Problem requirements: Search the data below for the string "color". Extract every line that contains it.

Records for the exercise:

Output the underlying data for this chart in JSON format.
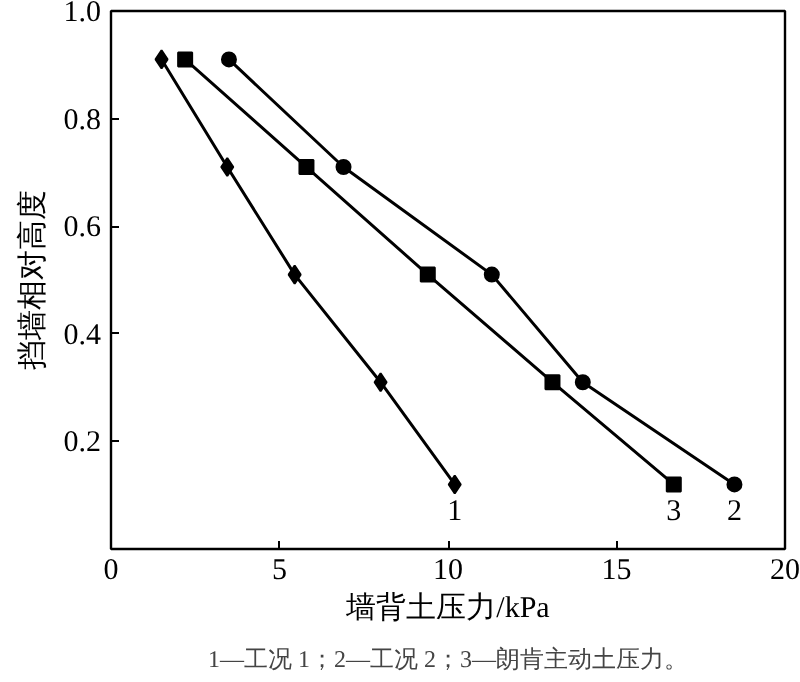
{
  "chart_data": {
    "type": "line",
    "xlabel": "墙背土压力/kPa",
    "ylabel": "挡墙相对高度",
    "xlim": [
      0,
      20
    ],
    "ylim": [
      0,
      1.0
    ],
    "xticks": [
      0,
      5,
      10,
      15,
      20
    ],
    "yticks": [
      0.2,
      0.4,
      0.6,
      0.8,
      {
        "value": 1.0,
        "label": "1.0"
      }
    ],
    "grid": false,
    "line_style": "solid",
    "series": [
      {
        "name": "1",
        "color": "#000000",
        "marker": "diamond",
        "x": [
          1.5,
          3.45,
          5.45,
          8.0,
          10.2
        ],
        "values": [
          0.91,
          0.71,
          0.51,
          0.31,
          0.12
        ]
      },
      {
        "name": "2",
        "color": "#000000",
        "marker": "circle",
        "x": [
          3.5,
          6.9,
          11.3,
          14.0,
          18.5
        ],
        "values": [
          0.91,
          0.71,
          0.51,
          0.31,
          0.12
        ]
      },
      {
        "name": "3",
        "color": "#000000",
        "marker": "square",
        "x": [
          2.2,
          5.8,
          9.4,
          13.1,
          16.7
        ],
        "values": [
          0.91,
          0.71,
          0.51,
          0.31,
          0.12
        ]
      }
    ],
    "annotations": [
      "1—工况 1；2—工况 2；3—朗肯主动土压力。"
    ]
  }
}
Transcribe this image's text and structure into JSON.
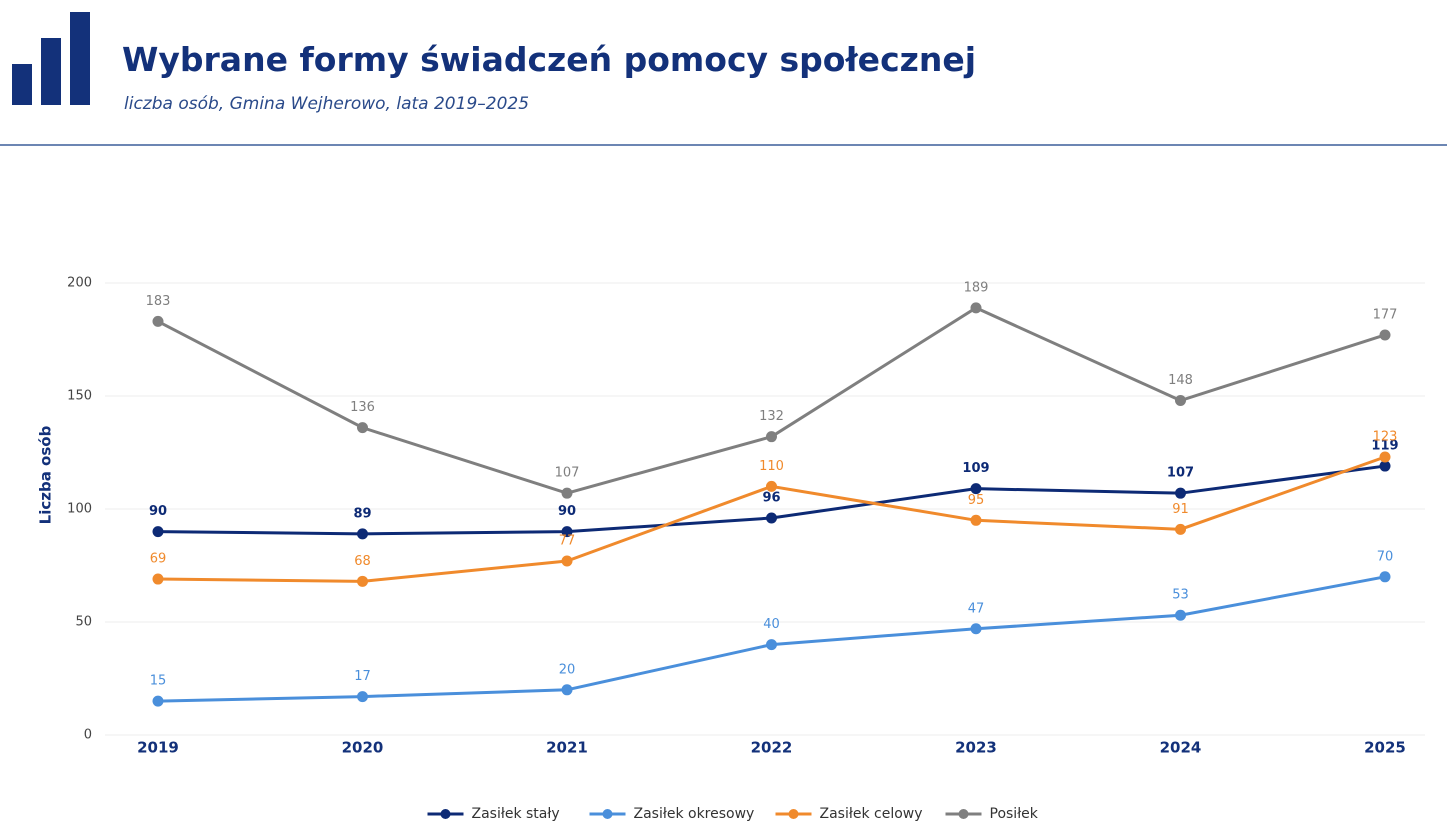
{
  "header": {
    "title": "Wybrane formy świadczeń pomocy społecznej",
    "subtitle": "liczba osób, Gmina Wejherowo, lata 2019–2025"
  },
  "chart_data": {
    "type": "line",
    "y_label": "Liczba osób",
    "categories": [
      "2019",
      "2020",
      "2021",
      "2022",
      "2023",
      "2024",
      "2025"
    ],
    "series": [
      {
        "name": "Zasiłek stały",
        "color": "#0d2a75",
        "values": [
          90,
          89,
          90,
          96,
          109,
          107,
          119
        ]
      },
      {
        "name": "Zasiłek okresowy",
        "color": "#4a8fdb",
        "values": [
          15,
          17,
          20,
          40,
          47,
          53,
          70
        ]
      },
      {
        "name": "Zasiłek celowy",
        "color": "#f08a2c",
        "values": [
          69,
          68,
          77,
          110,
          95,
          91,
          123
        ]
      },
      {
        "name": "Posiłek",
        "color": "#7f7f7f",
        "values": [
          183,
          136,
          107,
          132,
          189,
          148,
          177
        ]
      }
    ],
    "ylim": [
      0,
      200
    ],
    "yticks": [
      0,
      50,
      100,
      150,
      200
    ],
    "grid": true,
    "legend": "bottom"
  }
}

Task output:
        "color": "#000000",
        "color": "#000000",
        "color": "#000000",
        "color": "#0d2a75",
        "color": "#4a8fdb",
        "color": "#f08a2c",
        "color": "#7f7f7f",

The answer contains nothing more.